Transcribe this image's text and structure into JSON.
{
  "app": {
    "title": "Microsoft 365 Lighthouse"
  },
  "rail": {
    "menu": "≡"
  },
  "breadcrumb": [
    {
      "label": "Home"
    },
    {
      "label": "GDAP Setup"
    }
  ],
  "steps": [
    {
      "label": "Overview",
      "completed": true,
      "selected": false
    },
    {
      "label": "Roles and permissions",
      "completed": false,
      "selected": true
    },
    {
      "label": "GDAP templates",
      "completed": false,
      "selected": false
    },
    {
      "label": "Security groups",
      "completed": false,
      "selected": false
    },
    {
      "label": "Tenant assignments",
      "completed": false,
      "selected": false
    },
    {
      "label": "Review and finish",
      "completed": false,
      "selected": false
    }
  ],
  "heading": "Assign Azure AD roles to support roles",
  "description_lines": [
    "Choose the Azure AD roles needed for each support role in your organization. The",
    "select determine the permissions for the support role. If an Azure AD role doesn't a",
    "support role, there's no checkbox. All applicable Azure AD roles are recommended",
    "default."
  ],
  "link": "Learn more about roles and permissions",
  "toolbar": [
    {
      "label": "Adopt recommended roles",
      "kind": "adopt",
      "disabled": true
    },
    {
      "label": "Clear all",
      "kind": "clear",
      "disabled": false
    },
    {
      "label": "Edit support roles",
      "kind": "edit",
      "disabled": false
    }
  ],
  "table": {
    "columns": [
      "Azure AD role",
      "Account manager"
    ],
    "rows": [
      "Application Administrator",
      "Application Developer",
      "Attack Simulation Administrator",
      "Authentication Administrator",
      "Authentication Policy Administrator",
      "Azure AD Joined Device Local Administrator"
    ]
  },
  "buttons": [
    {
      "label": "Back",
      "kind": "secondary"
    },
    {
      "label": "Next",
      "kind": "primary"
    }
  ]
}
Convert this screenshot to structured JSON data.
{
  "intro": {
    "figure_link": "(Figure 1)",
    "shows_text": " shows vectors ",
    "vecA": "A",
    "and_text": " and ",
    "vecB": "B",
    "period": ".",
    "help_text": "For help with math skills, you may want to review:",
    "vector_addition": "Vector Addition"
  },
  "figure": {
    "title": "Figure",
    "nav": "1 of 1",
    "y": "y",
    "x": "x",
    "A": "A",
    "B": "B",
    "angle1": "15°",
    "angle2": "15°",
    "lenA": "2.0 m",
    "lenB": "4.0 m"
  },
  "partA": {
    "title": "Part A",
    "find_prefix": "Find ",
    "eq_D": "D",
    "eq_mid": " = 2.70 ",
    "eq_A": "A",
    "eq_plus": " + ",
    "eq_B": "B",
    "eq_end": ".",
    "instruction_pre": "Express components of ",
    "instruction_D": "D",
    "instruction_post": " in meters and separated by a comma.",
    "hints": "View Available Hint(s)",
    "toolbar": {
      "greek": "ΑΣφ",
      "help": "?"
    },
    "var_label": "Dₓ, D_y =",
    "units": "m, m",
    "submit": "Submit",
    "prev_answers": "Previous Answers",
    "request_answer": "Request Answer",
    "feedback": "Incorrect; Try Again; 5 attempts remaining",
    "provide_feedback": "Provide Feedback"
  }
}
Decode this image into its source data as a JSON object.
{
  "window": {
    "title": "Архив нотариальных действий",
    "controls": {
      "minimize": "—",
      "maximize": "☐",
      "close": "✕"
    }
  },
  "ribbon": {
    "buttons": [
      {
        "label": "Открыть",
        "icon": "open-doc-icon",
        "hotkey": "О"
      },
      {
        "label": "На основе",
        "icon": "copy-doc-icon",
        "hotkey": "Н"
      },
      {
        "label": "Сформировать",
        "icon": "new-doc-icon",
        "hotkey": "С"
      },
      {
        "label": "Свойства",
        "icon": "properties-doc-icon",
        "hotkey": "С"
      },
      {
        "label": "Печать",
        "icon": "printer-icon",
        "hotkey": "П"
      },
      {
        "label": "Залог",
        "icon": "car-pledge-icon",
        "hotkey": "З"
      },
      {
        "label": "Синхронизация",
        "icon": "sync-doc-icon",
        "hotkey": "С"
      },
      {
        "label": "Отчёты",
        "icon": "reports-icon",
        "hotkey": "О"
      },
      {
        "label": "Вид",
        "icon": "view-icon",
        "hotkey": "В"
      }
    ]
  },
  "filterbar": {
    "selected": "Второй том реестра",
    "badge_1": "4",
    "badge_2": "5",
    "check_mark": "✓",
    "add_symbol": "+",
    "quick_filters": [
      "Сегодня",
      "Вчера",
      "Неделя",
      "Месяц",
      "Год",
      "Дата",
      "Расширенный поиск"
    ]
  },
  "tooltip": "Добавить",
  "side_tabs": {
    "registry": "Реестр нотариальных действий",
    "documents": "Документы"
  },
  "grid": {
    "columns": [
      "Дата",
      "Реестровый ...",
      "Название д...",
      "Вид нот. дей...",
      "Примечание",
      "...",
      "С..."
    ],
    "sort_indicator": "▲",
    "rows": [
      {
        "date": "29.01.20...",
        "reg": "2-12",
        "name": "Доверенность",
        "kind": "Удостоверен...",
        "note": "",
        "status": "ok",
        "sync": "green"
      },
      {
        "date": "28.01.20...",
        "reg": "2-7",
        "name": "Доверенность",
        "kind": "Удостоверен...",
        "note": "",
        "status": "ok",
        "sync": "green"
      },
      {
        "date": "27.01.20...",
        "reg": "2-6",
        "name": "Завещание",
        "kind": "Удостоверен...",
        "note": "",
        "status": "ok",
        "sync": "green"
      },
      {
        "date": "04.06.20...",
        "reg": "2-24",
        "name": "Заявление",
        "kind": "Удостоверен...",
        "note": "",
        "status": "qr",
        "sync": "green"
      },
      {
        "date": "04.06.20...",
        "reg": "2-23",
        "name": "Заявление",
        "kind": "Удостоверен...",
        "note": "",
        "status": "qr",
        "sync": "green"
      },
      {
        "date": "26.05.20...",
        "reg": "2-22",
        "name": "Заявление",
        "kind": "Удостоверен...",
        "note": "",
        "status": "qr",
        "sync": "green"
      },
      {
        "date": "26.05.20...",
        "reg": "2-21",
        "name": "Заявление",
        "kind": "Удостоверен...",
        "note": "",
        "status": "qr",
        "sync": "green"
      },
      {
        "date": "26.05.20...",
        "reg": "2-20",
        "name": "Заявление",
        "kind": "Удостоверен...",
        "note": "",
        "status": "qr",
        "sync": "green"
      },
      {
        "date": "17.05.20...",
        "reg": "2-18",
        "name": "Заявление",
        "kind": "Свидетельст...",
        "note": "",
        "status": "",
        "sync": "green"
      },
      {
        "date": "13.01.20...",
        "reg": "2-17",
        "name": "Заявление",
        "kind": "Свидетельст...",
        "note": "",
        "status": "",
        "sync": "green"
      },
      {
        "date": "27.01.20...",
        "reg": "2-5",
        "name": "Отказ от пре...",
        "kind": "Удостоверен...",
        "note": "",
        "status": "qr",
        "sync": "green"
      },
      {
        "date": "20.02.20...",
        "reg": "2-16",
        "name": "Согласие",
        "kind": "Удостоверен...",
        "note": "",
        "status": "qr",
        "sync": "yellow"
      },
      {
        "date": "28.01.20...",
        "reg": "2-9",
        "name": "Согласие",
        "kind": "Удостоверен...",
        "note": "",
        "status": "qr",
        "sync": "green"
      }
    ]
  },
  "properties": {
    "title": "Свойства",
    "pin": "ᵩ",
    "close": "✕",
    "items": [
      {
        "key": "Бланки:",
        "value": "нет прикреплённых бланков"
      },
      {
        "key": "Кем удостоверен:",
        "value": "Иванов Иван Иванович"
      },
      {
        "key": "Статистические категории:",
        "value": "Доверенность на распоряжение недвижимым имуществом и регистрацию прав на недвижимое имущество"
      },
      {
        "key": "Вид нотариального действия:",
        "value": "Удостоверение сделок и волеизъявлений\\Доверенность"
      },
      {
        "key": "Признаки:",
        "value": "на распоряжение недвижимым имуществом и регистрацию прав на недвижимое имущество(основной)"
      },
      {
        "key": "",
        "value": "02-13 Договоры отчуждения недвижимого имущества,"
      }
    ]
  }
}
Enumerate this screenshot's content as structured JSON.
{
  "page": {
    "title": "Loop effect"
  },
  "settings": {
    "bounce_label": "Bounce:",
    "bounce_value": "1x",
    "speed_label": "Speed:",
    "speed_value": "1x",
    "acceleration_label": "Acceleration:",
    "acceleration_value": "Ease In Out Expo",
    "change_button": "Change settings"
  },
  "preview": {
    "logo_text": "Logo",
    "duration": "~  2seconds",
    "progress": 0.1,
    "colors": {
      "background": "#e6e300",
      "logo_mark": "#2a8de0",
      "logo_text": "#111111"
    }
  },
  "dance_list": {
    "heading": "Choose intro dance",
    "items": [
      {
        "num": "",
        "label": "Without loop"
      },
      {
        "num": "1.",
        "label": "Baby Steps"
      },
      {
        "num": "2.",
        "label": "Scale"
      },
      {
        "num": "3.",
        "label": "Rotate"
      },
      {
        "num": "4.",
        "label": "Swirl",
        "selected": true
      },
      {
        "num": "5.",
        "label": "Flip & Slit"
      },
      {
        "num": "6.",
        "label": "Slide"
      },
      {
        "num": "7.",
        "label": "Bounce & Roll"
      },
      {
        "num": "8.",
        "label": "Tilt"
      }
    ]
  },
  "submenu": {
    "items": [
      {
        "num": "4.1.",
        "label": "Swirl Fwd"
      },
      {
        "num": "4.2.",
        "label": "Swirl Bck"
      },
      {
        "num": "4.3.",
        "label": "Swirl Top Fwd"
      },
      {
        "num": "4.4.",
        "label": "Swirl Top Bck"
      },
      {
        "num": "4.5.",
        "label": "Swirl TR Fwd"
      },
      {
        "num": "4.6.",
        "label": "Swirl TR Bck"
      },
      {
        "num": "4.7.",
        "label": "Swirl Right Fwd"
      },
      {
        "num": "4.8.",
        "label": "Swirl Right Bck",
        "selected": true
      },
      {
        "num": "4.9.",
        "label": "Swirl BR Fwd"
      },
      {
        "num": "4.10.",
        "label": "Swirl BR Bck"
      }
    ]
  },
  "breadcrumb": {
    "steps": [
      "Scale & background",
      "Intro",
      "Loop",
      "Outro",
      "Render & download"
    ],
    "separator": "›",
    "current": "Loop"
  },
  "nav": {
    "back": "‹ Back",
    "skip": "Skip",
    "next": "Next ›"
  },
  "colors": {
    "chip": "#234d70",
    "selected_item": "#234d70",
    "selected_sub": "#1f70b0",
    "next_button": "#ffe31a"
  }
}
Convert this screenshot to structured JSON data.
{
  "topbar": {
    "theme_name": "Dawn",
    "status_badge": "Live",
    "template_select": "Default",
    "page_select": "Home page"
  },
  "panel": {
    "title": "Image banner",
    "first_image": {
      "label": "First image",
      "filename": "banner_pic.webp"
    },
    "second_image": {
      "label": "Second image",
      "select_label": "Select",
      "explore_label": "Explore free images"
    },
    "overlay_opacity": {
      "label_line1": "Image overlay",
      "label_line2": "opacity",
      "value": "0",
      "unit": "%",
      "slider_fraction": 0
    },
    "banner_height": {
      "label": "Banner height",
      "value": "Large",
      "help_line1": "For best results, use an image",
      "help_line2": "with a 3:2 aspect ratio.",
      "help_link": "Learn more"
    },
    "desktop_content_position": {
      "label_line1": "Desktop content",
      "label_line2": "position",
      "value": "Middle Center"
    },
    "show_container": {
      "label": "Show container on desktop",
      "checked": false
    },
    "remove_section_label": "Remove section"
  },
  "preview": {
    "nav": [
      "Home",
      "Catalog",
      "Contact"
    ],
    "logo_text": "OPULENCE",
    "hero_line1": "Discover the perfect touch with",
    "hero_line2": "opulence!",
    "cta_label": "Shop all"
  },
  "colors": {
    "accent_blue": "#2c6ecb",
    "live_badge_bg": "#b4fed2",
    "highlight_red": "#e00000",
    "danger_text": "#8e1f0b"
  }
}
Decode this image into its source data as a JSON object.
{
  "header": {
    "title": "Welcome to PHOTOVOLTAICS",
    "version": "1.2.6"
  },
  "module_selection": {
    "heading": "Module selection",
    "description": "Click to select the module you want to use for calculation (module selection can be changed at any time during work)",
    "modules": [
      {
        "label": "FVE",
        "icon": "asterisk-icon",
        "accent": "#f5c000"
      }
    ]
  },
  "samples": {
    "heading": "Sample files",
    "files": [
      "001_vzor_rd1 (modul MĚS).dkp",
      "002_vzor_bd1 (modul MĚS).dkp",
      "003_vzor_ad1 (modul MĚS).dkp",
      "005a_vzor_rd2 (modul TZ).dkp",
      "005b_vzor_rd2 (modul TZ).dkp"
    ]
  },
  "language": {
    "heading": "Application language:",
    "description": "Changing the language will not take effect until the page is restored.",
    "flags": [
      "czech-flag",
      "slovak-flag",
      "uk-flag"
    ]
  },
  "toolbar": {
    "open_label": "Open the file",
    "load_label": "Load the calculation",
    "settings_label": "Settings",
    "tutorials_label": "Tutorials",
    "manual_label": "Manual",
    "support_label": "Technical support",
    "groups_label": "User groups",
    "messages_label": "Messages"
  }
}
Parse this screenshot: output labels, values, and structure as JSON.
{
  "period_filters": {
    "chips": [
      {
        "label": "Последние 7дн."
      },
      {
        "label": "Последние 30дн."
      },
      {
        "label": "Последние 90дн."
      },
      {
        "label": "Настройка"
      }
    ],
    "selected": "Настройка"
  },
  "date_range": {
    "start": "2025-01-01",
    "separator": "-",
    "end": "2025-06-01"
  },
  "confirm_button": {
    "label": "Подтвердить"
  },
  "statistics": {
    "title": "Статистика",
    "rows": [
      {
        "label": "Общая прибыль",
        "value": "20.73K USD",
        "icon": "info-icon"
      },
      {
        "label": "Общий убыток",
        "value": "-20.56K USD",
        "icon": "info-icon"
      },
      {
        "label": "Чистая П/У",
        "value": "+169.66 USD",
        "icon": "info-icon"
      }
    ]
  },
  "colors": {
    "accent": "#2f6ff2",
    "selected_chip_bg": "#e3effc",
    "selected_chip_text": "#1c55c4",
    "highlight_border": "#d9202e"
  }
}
******
WHAT TO PRODUCE: Report all lines of the material that contain the word "this".

SOLUTION TO THE EXERCISE:
Transcribe this image's text and structure into JSON.
Convert this screenshot to structured JSON data.
Decode this image into its source data as a JSON object.
Enumerate this screenshot's content as structured JSON.
Convert this screenshot to structured JSON data.
Decode this image into its source data as a JSON object.
Parse this screenshot: output labels, values, and structure as JSON.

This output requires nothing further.